— Start —

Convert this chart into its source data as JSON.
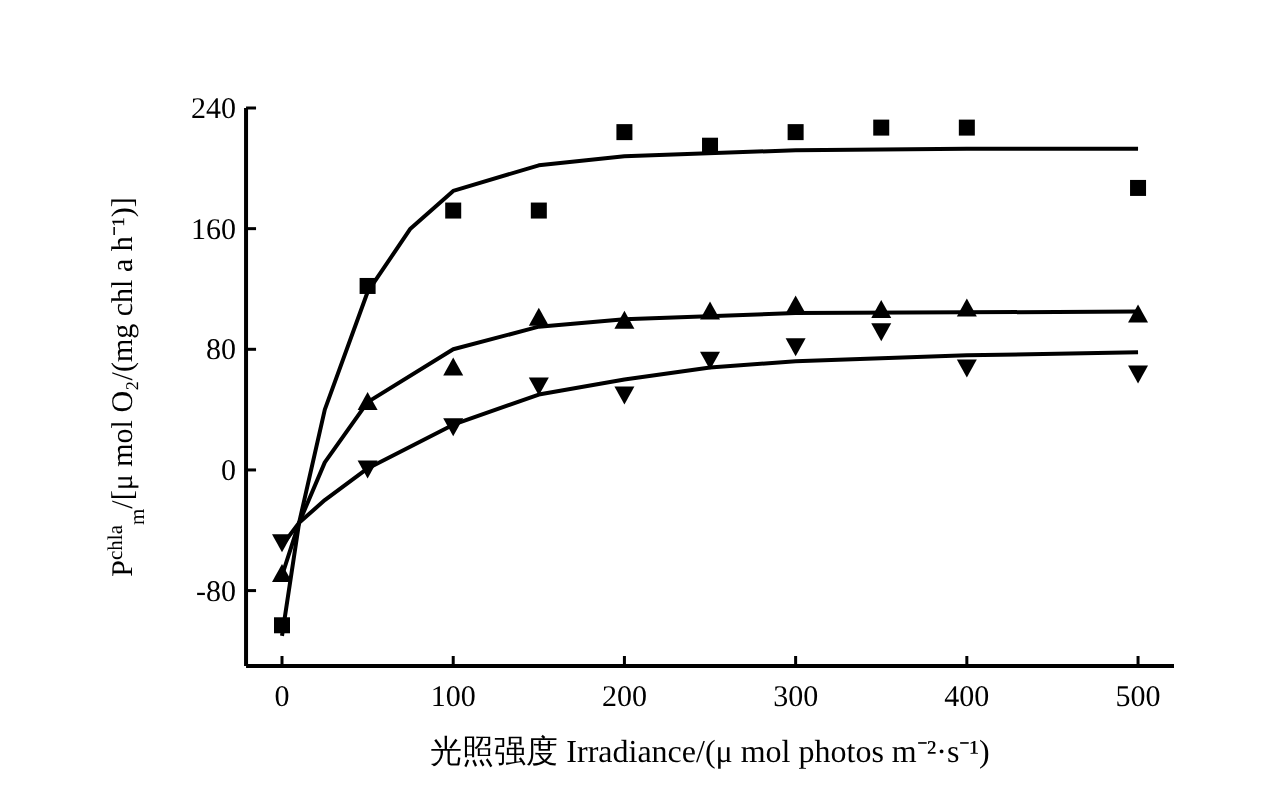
{
  "chart_data": {
    "type": "scatter",
    "xlabel": "光照强度 Irradiance/(μ mol photos m⁻²·s⁻¹)",
    "ylabel": "P$^{chla}$$_{m}$/[μ mol O₂/(mg chl a h⁻¹)]",
    "xlim": [
      -21,
      521
    ],
    "ylim": [
      -130,
      240
    ],
    "xticks": [
      0,
      100,
      200,
      300,
      400,
      500
    ],
    "yticks": [
      -80,
      0,
      80,
      160,
      240
    ],
    "grid": false,
    "series": [
      {
        "marker": "square",
        "color": "#000000",
        "x": [
          0,
          50,
          100,
          150,
          200,
          250,
          300,
          350,
          400,
          500
        ],
        "values": [
          -103,
          122,
          172,
          172,
          224,
          215,
          224,
          227,
          227,
          187
        ]
      },
      {
        "marker": "triangle",
        "color": "#000000",
        "x": [
          0,
          50,
          100,
          150,
          200,
          250,
          300,
          350,
          400,
          500
        ],
        "values": [
          -69,
          45,
          68,
          101,
          99,
          105,
          109,
          106,
          107,
          103
        ]
      },
      {
        "marker": "triangle-down",
        "color": "#000000",
        "x": [
          0,
          50,
          100,
          150,
          200,
          250,
          300,
          350,
          400,
          500
        ],
        "values": [
          -48,
          1,
          29,
          56,
          50,
          73,
          82,
          92,
          68,
          64
        ]
      },
      {
        "type": "line",
        "marker": "none",
        "line_style": "solid",
        "color": "#000000",
        "x": [
          0,
          10,
          25,
          50,
          75,
          100,
          150,
          200,
          300,
          400,
          500
        ],
        "values": [
          -110,
          -35,
          40,
          118,
          160,
          185,
          202,
          208,
          212,
          213,
          213
        ]
      },
      {
        "type": "line",
        "marker": "none",
        "line_style": "solid",
        "color": "#000000",
        "x": [
          0,
          10,
          25,
          50,
          100,
          150,
          200,
          300,
          500
        ],
        "values": [
          -70,
          -35,
          5,
          45,
          80,
          95,
          100,
          104,
          105
        ]
      },
      {
        "type": "line",
        "marker": "none",
        "line_style": "solid",
        "color": "#000000",
        "x": [
          0,
          10,
          25,
          50,
          100,
          150,
          200,
          250,
          300,
          400,
          500
        ],
        "values": [
          -50,
          -35,
          -20,
          1,
          30,
          50,
          60,
          68,
          72,
          76,
          78
        ]
      }
    ]
  }
}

— End —

| DIRECTIONS |
Repeat all of the records verbatim, leaving out the pictures.

| SOLUTION TO THIS PROBLEM |
Convert this chart into its source data as JSON.
{
  "chart_data": {
    "type": "scatter",
    "xlabel": "光照强度 Irradiance/(μ mol photos m⁻²·s⁻¹)",
    "ylabel": "P$^{chla}$$_{m}$/[μ mol O₂/(mg chl a h⁻¹)]",
    "xlim": [
      -21,
      521
    ],
    "ylim": [
      -130,
      240
    ],
    "xticks": [
      0,
      100,
      200,
      300,
      400,
      500
    ],
    "yticks": [
      -80,
      0,
      80,
      160,
      240
    ],
    "grid": false,
    "series": [
      {
        "marker": "square",
        "color": "#000000",
        "x": [
          0,
          50,
          100,
          150,
          200,
          250,
          300,
          350,
          400,
          500
        ],
        "values": [
          -103,
          122,
          172,
          172,
          224,
          215,
          224,
          227,
          227,
          187
        ]
      },
      {
        "marker": "triangle",
        "color": "#000000",
        "x": [
          0,
          50,
          100,
          150,
          200,
          250,
          300,
          350,
          400,
          500
        ],
        "values": [
          -69,
          45,
          68,
          101,
          99,
          105,
          109,
          106,
          107,
          103
        ]
      },
      {
        "marker": "triangle-down",
        "color": "#000000",
        "x": [
          0,
          50,
          100,
          150,
          200,
          250,
          300,
          350,
          400,
          500
        ],
        "values": [
          -48,
          1,
          29,
          56,
          50,
          73,
          82,
          92,
          68,
          64
        ]
      },
      {
        "type": "line",
        "marker": "none",
        "line_style": "solid",
        "color": "#000000",
        "x": [
          0,
          10,
          25,
          50,
          75,
          100,
          150,
          200,
          300,
          400,
          500
        ],
        "values": [
          -110,
          -35,
          40,
          118,
          160,
          185,
          202,
          208,
          212,
          213,
          213
        ]
      },
      {
        "type": "line",
        "marker": "none",
        "line_style": "solid",
        "color": "#000000",
        "x": [
          0,
          10,
          25,
          50,
          100,
          150,
          200,
          300,
          500
        ],
        "values": [
          -70,
          -35,
          5,
          45,
          80,
          95,
          100,
          104,
          105
        ]
      },
      {
        "type": "line",
        "marker": "none",
        "line_style": "solid",
        "color": "#000000",
        "x": [
          0,
          10,
          25,
          50,
          100,
          150,
          200,
          250,
          300,
          400,
          500
        ],
        "values": [
          -50,
          -35,
          -20,
          1,
          30,
          50,
          60,
          68,
          72,
          76,
          78
        ]
      }
    ]
  }
}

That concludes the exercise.